# start of EXTRACTED ENTRIES
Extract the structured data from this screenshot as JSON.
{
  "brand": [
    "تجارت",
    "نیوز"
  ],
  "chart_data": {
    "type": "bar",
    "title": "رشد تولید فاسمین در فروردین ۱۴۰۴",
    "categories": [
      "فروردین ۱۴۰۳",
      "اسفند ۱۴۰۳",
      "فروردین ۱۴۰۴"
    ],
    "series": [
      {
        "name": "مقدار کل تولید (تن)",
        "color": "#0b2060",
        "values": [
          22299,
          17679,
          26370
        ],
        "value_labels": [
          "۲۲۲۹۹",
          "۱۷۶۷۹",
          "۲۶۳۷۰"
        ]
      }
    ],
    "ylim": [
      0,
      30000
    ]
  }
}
# end of EXTRACTED ENTRIES
# start of EXTRACTED ENTRIES
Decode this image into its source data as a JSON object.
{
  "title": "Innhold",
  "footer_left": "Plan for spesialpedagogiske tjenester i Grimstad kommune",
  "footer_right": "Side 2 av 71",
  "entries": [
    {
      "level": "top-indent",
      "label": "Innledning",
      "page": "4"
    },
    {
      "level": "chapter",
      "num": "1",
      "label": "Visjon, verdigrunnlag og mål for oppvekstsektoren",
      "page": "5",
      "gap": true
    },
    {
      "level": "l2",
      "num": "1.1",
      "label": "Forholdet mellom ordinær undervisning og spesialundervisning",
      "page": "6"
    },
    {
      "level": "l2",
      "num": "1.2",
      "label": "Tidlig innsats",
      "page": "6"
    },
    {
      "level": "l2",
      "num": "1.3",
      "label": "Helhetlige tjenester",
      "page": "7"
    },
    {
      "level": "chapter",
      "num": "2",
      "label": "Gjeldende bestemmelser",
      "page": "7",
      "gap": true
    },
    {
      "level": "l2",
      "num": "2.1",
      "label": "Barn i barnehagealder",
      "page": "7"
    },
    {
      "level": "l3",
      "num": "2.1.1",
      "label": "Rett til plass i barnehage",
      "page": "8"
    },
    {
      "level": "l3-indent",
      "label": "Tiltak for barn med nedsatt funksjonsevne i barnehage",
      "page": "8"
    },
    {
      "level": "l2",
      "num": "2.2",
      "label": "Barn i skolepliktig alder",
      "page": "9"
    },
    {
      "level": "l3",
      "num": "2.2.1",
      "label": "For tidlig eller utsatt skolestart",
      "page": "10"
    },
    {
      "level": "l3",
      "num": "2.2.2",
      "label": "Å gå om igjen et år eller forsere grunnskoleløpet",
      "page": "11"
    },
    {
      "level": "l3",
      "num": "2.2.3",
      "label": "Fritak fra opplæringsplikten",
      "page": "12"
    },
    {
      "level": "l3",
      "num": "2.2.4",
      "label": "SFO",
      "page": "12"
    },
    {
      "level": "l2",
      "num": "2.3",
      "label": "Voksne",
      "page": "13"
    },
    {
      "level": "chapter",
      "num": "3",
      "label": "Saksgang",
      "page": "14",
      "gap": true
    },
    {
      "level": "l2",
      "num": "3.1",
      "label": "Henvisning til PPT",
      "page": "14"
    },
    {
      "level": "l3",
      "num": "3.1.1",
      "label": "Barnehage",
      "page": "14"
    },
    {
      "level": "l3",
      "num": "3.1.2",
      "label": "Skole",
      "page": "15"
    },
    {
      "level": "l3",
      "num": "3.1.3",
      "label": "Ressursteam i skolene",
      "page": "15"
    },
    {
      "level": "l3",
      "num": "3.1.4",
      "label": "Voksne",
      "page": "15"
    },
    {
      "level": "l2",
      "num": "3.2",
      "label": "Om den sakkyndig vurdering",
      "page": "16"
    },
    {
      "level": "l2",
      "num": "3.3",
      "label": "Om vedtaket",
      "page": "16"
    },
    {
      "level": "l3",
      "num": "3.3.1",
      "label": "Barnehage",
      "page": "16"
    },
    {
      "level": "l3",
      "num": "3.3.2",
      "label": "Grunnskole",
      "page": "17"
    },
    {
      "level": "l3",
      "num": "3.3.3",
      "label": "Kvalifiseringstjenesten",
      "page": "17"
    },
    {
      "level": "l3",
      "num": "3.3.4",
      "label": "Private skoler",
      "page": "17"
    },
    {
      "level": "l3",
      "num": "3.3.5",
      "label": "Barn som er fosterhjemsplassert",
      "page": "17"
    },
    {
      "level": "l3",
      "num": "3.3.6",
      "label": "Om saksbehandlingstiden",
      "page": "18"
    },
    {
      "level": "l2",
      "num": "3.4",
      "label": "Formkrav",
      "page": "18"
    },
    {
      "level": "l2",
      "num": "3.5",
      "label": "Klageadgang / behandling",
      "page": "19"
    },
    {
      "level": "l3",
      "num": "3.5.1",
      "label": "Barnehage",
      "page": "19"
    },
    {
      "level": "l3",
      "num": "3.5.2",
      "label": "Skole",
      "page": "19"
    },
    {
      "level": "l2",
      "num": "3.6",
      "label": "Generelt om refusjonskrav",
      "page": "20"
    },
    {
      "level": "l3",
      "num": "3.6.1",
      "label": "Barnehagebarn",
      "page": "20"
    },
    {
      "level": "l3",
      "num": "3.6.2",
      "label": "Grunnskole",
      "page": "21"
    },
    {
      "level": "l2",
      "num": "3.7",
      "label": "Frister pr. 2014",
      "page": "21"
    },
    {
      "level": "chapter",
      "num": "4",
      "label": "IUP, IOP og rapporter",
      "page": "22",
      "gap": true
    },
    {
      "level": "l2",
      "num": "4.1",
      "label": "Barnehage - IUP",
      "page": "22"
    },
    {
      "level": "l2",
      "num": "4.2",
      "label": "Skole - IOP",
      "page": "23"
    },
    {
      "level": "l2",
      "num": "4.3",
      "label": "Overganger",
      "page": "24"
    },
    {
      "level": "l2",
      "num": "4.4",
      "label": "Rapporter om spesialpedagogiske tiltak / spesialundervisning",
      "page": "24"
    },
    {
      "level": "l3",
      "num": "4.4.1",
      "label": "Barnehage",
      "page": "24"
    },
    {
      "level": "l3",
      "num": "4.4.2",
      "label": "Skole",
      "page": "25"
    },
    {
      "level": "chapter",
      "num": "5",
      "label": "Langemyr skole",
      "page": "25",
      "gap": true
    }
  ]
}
# end of EXTRACTED ENTRIES
# start of EXTRACTED ENTRIES
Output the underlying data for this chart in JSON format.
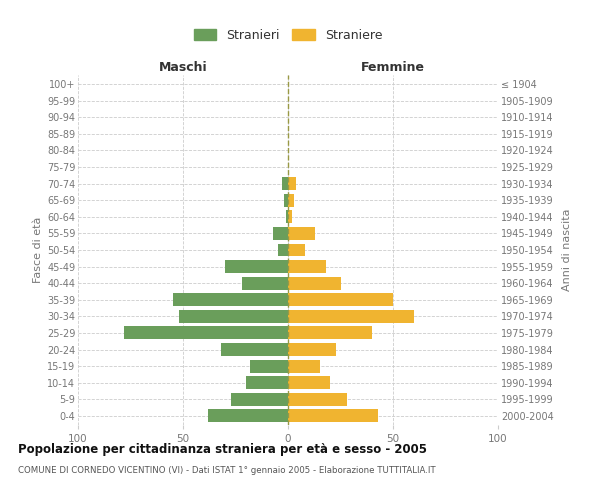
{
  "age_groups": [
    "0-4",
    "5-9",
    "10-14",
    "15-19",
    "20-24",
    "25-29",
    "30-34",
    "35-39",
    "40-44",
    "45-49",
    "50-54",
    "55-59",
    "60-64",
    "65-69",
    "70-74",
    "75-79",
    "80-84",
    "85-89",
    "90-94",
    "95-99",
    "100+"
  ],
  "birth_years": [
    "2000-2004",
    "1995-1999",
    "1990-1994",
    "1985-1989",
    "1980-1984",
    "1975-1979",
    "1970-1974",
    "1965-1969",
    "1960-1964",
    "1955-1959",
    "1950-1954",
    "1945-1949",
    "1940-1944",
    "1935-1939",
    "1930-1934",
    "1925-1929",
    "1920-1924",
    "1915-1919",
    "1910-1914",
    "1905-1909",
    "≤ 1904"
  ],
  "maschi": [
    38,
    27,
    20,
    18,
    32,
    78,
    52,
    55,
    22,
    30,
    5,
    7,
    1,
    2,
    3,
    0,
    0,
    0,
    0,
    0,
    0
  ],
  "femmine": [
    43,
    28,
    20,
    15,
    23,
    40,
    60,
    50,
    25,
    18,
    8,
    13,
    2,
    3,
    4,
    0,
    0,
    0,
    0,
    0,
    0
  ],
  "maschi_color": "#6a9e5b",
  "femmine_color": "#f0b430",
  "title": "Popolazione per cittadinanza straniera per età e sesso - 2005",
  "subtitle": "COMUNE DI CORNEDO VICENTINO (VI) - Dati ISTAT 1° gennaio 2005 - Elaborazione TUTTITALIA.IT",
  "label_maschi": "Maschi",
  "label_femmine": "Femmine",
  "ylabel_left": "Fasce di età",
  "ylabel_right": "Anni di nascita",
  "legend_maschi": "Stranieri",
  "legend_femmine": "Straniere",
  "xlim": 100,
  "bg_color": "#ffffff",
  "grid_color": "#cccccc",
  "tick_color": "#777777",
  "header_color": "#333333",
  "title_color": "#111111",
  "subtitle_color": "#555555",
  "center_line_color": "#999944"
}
# end of EXTRACTED ENTRIES
DIRECTIONS: Find each line with the string "eller" and copy it out.

SOLUTION:
      "label": "For tidlig eller utsatt skolestart",
      "label": "Å gå om igjen et år eller forsere grunnskoleløpet",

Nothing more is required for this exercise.